Records from a collection of figures:
..............................

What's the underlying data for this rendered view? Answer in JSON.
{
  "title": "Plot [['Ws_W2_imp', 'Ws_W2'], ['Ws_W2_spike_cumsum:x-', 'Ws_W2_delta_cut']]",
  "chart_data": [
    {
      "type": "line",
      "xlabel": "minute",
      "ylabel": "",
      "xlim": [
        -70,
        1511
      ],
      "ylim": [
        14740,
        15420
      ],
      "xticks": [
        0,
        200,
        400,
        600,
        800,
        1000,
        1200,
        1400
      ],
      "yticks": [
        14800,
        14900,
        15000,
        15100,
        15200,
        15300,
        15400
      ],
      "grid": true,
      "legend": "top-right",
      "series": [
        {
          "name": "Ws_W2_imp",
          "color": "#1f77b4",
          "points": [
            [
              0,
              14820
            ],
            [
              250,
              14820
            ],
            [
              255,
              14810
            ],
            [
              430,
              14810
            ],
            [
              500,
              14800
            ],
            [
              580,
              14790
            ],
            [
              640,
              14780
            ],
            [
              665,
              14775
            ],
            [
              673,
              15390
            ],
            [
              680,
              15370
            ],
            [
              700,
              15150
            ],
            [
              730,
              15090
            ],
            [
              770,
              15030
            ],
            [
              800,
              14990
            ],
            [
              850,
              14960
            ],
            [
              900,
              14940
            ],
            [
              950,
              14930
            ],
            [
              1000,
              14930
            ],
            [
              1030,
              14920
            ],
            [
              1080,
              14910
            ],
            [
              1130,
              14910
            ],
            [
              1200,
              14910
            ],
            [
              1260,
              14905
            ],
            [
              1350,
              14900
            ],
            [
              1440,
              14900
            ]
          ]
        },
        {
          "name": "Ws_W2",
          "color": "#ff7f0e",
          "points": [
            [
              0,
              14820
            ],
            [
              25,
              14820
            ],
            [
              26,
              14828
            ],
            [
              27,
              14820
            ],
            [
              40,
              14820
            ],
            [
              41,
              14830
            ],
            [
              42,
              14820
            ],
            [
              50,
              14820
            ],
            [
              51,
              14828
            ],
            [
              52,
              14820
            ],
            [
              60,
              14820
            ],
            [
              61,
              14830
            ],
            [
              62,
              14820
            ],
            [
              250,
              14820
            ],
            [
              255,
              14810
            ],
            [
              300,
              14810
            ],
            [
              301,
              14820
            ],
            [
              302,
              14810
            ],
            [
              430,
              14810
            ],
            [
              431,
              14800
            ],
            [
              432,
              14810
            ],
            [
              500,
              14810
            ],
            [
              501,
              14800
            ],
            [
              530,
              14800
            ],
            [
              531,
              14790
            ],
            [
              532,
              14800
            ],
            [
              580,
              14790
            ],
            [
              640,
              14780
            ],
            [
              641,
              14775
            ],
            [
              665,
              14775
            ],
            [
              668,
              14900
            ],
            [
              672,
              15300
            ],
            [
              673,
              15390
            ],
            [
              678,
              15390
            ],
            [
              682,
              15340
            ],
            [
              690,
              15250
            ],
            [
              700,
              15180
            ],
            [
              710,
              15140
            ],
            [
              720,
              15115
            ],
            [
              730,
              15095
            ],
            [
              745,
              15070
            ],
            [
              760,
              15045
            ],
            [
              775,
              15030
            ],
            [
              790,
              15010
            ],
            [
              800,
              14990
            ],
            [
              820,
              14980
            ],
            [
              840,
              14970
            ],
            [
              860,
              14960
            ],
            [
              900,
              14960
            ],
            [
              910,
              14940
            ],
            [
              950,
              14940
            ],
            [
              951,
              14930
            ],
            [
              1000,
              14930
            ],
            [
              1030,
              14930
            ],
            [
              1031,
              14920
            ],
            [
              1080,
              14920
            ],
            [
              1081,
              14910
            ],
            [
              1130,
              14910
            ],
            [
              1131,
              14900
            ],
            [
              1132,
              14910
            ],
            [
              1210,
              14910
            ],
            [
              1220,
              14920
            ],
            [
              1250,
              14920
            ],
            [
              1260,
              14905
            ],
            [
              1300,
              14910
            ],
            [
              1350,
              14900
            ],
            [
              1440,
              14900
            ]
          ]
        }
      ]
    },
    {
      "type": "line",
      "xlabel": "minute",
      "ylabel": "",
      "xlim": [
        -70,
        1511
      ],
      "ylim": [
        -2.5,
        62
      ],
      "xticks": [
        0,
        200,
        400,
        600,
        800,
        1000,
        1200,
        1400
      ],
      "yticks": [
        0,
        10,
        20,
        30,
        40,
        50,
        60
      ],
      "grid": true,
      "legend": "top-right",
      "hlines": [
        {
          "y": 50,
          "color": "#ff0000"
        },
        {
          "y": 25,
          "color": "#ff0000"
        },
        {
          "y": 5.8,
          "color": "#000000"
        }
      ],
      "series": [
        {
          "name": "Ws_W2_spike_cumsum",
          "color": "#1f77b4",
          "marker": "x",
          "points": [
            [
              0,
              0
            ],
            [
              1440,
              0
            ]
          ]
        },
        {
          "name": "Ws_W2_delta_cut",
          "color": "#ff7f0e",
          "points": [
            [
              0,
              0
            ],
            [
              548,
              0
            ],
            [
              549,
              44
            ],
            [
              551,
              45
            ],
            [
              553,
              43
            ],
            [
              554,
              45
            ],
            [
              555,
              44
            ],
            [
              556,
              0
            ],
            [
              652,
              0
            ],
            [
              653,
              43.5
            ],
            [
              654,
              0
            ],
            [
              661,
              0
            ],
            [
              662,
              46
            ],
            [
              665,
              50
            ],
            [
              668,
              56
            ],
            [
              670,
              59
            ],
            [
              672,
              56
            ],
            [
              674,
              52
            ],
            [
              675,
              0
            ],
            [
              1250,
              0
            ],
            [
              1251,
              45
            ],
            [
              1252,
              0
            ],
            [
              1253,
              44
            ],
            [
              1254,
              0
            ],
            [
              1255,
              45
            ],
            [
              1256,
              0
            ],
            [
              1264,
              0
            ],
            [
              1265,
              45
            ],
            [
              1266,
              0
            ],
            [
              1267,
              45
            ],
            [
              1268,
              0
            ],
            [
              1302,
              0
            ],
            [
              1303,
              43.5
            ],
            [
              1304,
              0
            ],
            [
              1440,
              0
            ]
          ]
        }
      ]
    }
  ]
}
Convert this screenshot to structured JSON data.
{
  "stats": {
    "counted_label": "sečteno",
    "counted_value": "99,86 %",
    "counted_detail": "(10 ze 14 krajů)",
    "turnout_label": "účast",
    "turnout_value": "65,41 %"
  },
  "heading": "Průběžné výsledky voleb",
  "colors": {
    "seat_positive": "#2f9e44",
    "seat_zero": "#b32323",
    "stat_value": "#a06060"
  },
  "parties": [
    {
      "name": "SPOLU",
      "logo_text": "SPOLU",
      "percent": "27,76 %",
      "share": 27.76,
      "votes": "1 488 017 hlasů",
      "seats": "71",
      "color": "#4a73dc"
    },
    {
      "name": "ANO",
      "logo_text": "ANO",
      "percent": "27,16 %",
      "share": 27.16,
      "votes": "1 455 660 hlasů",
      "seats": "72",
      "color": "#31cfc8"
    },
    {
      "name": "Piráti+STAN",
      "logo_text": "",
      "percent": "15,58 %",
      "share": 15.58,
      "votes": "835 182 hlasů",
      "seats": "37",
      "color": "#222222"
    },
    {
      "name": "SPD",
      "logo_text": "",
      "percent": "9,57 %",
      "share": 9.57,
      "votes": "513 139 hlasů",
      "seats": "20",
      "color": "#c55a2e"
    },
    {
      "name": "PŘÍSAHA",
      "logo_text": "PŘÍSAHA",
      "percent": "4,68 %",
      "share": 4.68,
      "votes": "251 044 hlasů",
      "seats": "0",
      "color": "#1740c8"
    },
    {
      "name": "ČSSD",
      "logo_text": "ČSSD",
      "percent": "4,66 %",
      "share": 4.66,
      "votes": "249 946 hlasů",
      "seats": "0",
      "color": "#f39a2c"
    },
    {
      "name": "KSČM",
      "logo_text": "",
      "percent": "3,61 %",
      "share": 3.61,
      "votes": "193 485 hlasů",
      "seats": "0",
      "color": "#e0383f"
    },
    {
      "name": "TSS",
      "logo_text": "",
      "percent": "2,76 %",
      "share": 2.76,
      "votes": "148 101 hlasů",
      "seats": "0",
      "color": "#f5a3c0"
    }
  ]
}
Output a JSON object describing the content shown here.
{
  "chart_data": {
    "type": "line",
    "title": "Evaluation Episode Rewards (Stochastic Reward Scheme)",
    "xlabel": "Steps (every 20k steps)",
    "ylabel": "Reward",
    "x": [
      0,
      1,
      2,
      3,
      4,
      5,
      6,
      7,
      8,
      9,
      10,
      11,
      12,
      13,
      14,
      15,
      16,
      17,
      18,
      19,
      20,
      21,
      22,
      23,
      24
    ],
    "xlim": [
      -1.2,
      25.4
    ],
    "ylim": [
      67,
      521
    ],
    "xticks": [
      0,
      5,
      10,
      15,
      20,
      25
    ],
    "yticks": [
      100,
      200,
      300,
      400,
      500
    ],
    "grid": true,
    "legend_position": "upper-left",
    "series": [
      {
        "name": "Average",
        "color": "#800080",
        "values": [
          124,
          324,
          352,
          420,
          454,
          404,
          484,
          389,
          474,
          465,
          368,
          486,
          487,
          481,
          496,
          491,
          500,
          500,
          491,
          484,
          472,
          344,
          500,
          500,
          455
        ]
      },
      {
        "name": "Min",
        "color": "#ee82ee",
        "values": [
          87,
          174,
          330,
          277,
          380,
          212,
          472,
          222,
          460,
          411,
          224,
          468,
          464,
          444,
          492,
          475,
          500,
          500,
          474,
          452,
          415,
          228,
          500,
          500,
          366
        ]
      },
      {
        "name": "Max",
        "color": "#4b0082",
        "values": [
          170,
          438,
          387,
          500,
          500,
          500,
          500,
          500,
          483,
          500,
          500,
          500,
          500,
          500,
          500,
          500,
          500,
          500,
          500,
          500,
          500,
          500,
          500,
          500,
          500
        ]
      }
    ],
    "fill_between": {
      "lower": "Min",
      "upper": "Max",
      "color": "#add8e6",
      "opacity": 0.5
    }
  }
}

..............................

* Written problem
Collect the complete line wherever the string "JSON" appears in the records.

* Complete answer
What's the underlying data for this rendered view? Answer in JSON.
Convert this screenshot to structured JSON data.
Output a JSON object describing the content shown here.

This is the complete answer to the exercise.